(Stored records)
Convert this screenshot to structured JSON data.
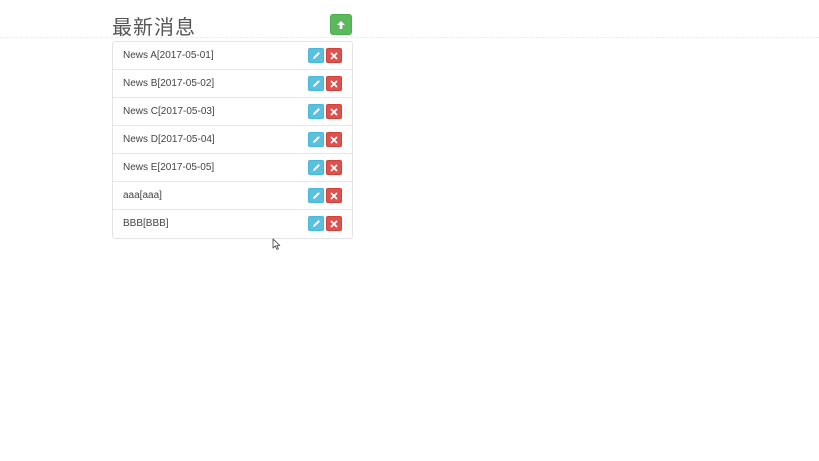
{
  "panel": {
    "title": "最新消息",
    "add_icon": "arrow-up-icon"
  },
  "news": {
    "items": [
      {
        "label": "News A[2017-05-01]"
      },
      {
        "label": "News B[2017-05-02]"
      },
      {
        "label": "News C[2017-05-03]"
      },
      {
        "label": "News D[2017-05-04]"
      },
      {
        "label": "News E[2017-05-05]"
      },
      {
        "label": "aaa[aaa]"
      },
      {
        "label": "BBB[BBB]"
      }
    ],
    "edit_icon": "pencil-icon",
    "delete_icon": "close-icon"
  },
  "colors": {
    "success": "#5cb85c",
    "info": "#5bc0de",
    "danger": "#d9534f"
  }
}
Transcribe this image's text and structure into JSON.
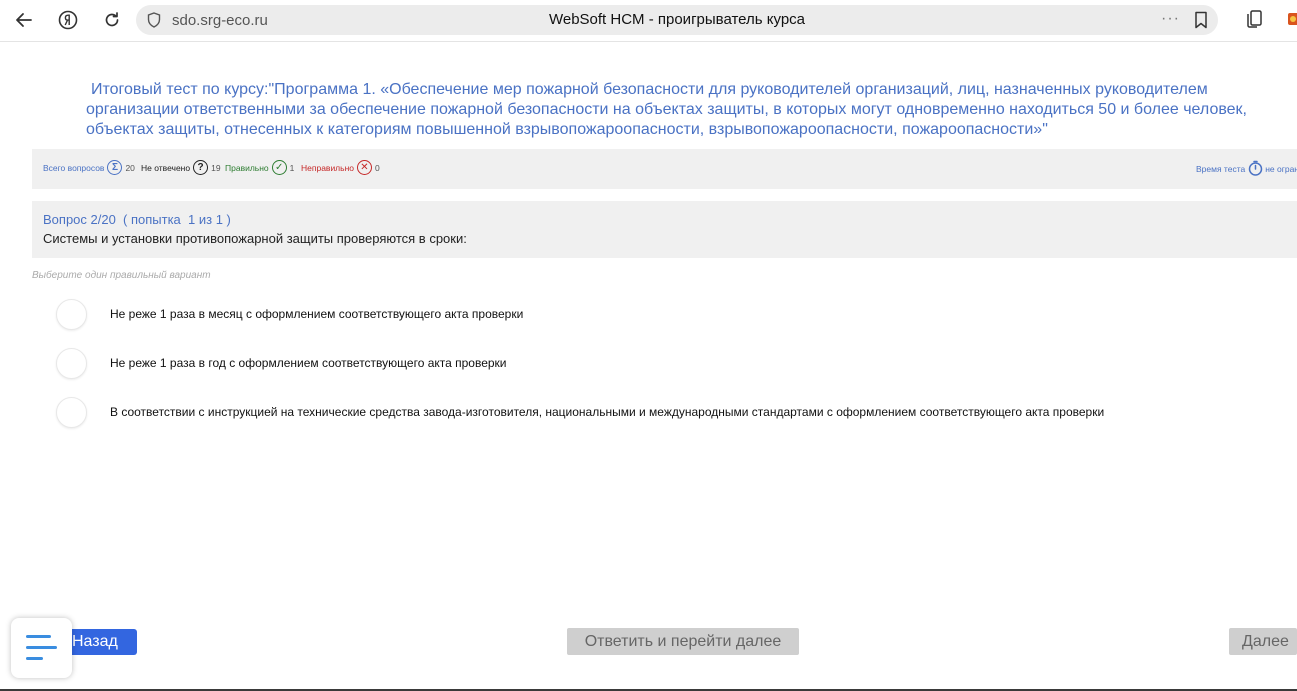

■ Task prompt
The entries above should be reproduced exactly, without their pictures.

■ Exercise result
Convert this screenshot to structured JSON data.
{
  "panel": {
    "title": "最新消息",
    "add_icon": "arrow-up-icon"
  },
  "news": {
    "items": [
      {
        "label": "News A[2017-05-01]"
      },
      {
        "label": "News B[2017-05-02]"
      },
      {
        "label": "News C[2017-05-03]"
      },
      {
        "label": "News D[2017-05-04]"
      },
      {
        "label": "News E[2017-05-05]"
      },
      {
        "label": "aaa[aaa]"
      },
      {
        "label": "BBB[BBB]"
      }
    ],
    "edit_icon": "pencil-icon",
    "delete_icon": "close-icon"
  },
  "colors": {
    "success": "#5cb85c",
    "info": "#5bc0de",
    "danger": "#d9534f"
  }
}
Transcribe this image's text and structure into JSON.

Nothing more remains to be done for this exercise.